Return each line of the material verbatim.

- Records:
/---
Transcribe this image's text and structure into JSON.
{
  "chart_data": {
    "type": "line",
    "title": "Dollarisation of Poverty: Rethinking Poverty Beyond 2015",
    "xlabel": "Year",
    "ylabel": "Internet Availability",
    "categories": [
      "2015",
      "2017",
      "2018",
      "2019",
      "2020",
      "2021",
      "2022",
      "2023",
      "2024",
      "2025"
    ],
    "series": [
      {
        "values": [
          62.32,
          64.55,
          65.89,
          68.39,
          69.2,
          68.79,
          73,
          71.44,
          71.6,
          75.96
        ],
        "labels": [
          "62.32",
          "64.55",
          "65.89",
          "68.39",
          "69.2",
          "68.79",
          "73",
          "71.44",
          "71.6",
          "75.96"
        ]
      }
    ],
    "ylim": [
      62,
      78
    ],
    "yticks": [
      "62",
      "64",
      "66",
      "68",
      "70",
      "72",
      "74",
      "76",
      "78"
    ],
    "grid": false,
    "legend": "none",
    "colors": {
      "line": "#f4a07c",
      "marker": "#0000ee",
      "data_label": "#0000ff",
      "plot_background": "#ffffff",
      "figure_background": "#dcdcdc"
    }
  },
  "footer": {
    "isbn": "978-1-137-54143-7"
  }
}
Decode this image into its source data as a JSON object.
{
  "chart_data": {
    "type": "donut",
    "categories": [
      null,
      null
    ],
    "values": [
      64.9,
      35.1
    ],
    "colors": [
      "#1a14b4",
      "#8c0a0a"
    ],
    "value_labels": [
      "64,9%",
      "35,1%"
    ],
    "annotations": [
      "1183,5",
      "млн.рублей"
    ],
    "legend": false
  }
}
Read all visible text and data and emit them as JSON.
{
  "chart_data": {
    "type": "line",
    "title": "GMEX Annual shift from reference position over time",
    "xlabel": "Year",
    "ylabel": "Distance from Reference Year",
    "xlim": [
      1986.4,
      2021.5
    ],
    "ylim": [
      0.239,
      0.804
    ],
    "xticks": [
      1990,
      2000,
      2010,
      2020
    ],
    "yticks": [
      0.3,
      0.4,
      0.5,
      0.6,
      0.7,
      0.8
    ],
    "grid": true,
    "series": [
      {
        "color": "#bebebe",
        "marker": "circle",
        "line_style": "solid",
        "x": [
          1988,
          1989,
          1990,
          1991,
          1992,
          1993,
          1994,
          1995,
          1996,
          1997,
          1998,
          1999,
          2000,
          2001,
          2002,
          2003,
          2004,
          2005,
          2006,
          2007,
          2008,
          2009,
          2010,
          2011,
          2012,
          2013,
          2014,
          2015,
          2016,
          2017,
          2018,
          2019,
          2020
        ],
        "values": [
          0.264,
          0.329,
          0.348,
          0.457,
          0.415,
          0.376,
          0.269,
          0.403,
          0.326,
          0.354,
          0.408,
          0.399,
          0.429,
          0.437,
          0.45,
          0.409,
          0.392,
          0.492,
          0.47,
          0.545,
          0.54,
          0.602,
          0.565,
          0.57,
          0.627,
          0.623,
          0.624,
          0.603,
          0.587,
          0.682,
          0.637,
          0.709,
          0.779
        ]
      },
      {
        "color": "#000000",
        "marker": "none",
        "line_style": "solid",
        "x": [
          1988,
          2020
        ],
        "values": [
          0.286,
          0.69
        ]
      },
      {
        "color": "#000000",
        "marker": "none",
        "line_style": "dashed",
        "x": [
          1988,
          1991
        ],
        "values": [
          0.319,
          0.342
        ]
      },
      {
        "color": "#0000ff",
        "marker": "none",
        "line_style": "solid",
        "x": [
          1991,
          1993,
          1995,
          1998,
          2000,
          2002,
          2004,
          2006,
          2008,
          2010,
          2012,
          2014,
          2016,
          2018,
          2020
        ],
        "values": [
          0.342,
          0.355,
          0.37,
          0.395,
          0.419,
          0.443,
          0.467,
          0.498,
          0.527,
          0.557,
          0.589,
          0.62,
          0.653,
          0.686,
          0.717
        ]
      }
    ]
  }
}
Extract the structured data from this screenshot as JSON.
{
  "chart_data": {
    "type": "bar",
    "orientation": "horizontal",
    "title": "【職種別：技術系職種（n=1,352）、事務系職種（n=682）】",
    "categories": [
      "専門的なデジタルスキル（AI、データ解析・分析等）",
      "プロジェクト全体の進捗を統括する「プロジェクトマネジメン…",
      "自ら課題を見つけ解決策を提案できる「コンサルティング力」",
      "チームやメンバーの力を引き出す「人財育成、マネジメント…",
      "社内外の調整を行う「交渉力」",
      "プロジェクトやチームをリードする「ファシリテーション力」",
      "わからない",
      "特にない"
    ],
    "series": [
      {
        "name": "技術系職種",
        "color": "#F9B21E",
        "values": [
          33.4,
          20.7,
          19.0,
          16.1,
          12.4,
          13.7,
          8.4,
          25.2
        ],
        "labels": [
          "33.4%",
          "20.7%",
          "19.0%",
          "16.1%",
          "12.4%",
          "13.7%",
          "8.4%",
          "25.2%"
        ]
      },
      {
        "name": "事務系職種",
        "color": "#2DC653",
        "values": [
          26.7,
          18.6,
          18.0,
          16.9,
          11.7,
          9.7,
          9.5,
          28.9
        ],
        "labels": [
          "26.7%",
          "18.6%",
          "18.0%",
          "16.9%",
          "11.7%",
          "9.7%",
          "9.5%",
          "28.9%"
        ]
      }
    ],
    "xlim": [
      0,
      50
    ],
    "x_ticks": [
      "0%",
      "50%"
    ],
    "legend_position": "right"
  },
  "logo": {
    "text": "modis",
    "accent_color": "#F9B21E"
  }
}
\---
- Response:
Transcribe this image's text and structure into JSON.
{
  "chart_data": {
    "type": "line",
    "title": "Dollarisation of Poverty: Rethinking Poverty Beyond 2015",
    "xlabel": "Year",
    "ylabel": "Internet Availability",
    "categories": [
      "2015",
      "2017",
      "2018",
      "2019",
      "2020",
      "2021",
      "2022",
      "2023",
      "2024",
      "2025"
    ],
    "series": [
      {
        "values": [
          62.32,
          64.55,
          65.89,
          68.39,
          69.2,
          68.79,
          73,
          71.44,
          71.6,
          75.96
        ],
        "labels": [
          "62.32",
          "64.55",
          "65.89",
          "68.39",
          "69.2",
          "68.79",
          "73",
          "71.44",
          "71.6",
          "75.96"
        ]
      }
    ],
    "ylim": [
      62,
      78
    ],
    "yticks": [
      "62",
      "64",
      "66",
      "68",
      "70",
      "72",
      "74",
      "76",
      "78"
    ],
    "grid": false,
    "legend": "none",
    "colors": {
      "line": "#f4a07c",
      "marker": "#0000ee",
      "data_label": "#0000ff",
      "plot_background": "#ffffff",
      "figure_background": "#dcdcdc"
    }
  },
  "footer": {
    "isbn": "978-1-137-54143-7"
  }
}
Decode this image into its source data as a JSON object.
{
  "chart_data": {
    "type": "donut",
    "categories": [
      null,
      null
    ],
    "values": [
      64.9,
      35.1
    ],
    "colors": [
      "#1a14b4",
      "#8c0a0a"
    ],
    "value_labels": [
      "64,9%",
      "35,1%"
    ],
    "annotations": [
      "1183,5",
      "млн.рублей"
    ],
    "legend": false
  }
}
Read all visible text and data and emit them as JSON.
{
  "chart_data": {
    "type": "line",
    "title": "GMEX Annual shift from reference position over time",
    "xlabel": "Year",
    "ylabel": "Distance from Reference Year",
    "xlim": [
      1986.4,
      2021.5
    ],
    "ylim": [
      0.239,
      0.804
    ],
    "xticks": [
      1990,
      2000,
      2010,
      2020
    ],
    "yticks": [
      0.3,
      0.4,
      0.5,
      0.6,
      0.7,
      0.8
    ],
    "grid": true,
    "series": [
      {
        "color": "#bebebe",
        "marker": "circle",
        "line_style": "solid",
        "x": [
          1988,
          1989,
          1990,
          1991,
          1992,
          1993,
          1994,
          1995,
          1996,
          1997,
          1998,
          1999,
          2000,
          2001,
          2002,
          2003,
          2004,
          2005,
          2006,
          2007,
          2008,
          2009,
          2010,
          2011,
          2012,
          2013,
          2014,
          2015,
          2016,
          2017,
          2018,
          2019,
          2020
        ],
        "values": [
          0.264,
          0.329,
          0.348,
          0.457,
          0.415,
          0.376,
          0.269,
          0.403,
          0.326,
          0.354,
          0.408,
          0.399,
          0.429,
          0.437,
          0.45,
          0.409,
          0.392,
          0.492,
          0.47,
          0.545,
          0.54,
          0.602,
          0.565,
          0.57,
          0.627,
          0.623,
          0.624,
          0.603,
          0.587,
          0.682,
          0.637,
          0.709,
          0.779
        ]
      },
      {
        "color": "#000000",
        "marker": "none",
        "line_style": "solid",
        "x": [
          1988,
          2020
        ],
        "values": [
          0.286,
          0.69
        ]
      },
      {
        "color": "#000000",
        "marker": "none",
        "line_style": "dashed",
        "x": [
          1988,
          1991
        ],
        "values": [
          0.319,
          0.342
        ]
      },
      {
        "color": "#0000ff",
        "marker": "none",
        "line_style": "solid",
        "x": [
          1991,
          1993,
          1995,
          1998,
          2000,
          2002,
          2004,
          2006,
          2008,
          2010,
          2012,
          2014,
          2016,
          2018,
          2020
        ],
        "values": [
          0.342,
          0.355,
          0.37,
          0.395,
          0.419,
          0.443,
          0.467,
          0.498,
          0.527,
          0.557,
          0.589,
          0.62,
          0.653,
          0.686,
          0.717
        ]
      }
    ]
  }
}
Extract the structured data from this screenshot as JSON.
{
  "chart_data": {
    "type": "bar",
    "orientation": "horizontal",
    "title": "【職種別：技術系職種（n=1,352）、事務系職種（n=682）】",
    "categories": [
      "専門的なデジタルスキル（AI、データ解析・分析等）",
      "プロジェクト全体の進捗を統括する「プロジェクトマネジメン…",
      "自ら課題を見つけ解決策を提案できる「コンサルティング力」",
      "チームやメンバーの力を引き出す「人財育成、マネジメント…",
      "社内外の調整を行う「交渉力」",
      "プロジェクトやチームをリードする「ファシリテーション力」",
      "わからない",
      "特にない"
    ],
    "series": [
      {
        "name": "技術系職種",
        "color": "#F9B21E",
        "values": [
          33.4,
          20.7,
          19.0,
          16.1,
          12.4,
          13.7,
          8.4,
          25.2
        ],
        "labels": [
          "33.4%",
          "20.7%",
          "19.0%",
          "16.1%",
          "12.4%",
          "13.7%",
          "8.4%",
          "25.2%"
        ]
      },
      {
        "name": "事務系職種",
        "color": "#2DC653",
        "values": [
          26.7,
          18.6,
          18.0,
          16.9,
          11.7,
          9.7,
          9.5,
          28.9
        ],
        "labels": [
          "26.7%",
          "18.6%",
          "18.0%",
          "16.9%",
          "11.7%",
          "9.7%",
          "9.5%",
          "28.9%"
        ]
      }
    ],
    "xlim": [
      0,
      50
    ],
    "x_ticks": [
      "0%",
      "50%"
    ],
    "legend_position": "right"
  },
  "logo": {
    "text": "modis",
    "accent_color": "#F9B21E"
  }
}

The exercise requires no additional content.